◆ **Stored data entries**
#####

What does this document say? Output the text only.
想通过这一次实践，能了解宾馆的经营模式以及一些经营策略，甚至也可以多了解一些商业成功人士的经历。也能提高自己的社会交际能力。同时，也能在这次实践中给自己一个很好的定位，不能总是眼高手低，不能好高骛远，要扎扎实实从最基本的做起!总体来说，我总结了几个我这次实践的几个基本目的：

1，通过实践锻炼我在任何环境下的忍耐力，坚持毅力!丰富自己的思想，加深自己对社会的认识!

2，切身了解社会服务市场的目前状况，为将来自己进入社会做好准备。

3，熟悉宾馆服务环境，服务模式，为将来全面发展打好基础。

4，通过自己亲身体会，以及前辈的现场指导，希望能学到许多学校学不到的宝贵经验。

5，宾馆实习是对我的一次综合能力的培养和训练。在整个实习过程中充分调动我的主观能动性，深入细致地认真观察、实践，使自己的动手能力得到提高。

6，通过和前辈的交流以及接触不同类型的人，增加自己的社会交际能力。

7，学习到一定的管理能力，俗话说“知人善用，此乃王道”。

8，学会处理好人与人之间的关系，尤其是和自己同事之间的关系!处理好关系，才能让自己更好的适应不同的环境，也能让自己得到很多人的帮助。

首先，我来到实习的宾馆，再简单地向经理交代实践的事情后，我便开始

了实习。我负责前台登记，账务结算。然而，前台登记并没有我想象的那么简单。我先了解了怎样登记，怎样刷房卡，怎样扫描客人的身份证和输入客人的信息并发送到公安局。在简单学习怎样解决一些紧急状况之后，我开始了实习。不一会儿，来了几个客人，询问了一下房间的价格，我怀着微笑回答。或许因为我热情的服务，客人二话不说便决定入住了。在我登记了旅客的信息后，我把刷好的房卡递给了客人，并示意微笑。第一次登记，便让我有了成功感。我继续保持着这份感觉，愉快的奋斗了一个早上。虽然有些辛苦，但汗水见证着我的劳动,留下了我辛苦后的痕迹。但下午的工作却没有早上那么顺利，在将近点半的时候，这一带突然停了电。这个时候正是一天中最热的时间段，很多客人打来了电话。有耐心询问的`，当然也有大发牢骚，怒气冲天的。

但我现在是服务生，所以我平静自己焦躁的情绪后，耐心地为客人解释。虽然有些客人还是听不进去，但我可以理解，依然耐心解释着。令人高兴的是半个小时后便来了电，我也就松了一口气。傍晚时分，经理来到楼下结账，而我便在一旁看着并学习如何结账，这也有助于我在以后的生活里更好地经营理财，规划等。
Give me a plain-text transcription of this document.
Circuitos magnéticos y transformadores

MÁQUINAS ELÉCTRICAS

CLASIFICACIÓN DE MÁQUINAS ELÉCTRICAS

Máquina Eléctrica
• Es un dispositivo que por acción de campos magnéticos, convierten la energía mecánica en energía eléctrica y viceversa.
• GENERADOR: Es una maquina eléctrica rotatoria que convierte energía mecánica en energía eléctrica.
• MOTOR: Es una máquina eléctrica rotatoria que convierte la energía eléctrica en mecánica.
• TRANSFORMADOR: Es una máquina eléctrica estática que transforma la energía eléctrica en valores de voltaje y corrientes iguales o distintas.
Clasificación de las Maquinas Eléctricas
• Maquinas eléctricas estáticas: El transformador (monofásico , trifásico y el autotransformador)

#####

◆ **EXERCISE TASK**
From the records above, copy every line that holds the word "MÁQUINAS".

◆ **RESPONSE TO THE EXERCISE**
MÁQUINAS ELÉCTRICAS
CLASIFICACIÓN DE MÁQUINAS ELÉCTRICAS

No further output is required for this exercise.